* [What you should do] Tally the lines that contain the string "támogatása" and give the number by itself.
:: Supplied records ::
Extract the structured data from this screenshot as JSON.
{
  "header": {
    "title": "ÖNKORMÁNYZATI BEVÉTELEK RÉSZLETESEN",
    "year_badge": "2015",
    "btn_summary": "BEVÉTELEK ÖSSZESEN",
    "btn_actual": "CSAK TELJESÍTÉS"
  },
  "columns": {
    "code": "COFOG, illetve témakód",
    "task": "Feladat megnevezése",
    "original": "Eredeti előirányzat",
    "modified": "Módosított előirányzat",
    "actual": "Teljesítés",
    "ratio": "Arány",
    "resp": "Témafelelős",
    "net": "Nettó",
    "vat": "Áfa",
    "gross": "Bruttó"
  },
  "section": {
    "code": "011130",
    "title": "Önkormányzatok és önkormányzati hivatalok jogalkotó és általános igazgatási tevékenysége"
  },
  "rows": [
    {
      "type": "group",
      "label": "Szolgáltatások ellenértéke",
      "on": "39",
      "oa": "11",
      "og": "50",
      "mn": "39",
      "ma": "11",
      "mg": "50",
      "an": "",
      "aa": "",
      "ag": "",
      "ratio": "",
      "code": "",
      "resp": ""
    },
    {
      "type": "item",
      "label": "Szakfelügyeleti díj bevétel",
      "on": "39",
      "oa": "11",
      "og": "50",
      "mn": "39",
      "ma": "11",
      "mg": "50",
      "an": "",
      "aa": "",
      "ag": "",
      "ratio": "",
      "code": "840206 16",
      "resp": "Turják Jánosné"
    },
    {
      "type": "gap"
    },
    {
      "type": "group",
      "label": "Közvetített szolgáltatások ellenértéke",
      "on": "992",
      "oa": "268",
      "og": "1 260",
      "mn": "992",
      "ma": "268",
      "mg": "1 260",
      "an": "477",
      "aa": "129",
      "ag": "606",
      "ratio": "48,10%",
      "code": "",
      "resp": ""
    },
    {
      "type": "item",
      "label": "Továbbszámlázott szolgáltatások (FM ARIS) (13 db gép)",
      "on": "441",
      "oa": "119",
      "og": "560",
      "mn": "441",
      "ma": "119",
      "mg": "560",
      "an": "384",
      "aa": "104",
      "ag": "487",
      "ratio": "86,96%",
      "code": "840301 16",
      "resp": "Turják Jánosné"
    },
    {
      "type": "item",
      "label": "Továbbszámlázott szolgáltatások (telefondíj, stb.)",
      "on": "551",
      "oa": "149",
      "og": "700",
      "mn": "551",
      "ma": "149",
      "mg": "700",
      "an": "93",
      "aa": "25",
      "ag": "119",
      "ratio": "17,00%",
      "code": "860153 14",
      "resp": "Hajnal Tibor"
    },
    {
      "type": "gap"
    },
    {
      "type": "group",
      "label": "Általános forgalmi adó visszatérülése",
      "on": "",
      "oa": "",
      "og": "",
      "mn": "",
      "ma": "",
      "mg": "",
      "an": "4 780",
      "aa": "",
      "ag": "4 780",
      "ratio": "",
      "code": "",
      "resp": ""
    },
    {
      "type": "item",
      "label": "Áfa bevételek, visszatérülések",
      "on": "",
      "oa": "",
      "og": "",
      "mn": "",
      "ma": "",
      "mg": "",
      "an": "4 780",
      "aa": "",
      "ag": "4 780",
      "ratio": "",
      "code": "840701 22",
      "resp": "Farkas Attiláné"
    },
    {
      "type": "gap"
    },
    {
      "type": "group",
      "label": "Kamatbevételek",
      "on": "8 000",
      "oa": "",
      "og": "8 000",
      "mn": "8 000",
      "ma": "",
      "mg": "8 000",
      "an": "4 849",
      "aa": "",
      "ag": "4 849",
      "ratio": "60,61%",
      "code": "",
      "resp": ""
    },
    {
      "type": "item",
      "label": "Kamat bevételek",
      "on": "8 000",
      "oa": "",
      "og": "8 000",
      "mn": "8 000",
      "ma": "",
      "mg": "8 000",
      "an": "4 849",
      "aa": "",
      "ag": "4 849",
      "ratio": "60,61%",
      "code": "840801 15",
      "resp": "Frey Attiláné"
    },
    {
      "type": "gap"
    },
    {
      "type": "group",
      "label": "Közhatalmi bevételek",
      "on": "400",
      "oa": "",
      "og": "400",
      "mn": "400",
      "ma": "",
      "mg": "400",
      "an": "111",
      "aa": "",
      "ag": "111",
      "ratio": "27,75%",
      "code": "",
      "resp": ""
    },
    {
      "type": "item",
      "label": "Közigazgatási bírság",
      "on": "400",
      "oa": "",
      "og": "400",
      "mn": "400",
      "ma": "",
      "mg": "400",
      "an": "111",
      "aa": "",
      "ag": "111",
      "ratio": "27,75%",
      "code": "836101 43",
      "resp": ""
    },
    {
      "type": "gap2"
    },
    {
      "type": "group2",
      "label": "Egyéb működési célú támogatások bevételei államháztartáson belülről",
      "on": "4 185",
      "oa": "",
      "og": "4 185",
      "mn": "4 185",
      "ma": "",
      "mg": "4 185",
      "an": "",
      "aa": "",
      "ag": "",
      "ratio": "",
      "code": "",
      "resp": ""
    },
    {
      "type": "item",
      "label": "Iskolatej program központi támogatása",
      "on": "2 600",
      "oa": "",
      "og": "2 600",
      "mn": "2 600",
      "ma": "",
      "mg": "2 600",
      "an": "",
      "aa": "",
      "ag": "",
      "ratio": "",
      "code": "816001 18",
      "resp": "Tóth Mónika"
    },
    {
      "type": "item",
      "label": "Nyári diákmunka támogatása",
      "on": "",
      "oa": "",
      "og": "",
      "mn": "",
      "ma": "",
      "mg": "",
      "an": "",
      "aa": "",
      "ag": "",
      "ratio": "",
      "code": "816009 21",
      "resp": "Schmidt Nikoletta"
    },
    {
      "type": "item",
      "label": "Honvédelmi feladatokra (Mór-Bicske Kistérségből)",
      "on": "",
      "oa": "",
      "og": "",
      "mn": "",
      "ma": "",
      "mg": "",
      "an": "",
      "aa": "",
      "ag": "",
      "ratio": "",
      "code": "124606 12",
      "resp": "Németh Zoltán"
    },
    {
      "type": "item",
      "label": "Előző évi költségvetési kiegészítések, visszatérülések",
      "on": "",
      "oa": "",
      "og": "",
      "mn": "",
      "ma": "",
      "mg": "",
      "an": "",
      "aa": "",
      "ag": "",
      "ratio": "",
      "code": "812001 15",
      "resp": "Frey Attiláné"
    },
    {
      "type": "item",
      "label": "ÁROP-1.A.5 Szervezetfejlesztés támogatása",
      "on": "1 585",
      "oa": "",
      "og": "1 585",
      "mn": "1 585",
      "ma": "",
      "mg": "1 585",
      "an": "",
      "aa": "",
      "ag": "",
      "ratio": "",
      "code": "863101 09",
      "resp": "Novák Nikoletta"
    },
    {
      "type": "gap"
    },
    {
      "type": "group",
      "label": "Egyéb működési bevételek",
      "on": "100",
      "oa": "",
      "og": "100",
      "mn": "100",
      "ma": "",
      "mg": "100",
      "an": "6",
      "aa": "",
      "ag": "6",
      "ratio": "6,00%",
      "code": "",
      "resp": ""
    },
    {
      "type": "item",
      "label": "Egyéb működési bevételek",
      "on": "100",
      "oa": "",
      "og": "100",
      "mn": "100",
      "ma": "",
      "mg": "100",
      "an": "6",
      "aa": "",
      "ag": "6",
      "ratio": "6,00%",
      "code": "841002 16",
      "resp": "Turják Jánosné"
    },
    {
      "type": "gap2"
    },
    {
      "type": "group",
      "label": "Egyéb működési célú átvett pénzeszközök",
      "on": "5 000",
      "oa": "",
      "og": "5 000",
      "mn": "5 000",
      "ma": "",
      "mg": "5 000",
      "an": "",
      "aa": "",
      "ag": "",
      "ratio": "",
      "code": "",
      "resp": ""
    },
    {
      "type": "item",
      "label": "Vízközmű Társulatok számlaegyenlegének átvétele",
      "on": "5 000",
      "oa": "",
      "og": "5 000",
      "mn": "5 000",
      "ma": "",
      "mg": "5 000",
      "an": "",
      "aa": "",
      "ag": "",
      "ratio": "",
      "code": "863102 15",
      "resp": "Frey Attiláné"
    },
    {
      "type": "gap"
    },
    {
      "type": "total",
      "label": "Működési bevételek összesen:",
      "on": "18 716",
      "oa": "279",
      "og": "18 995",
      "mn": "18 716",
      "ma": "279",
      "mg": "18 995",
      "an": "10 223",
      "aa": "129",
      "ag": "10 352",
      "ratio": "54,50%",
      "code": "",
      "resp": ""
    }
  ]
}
:::
* [Exercise response] 3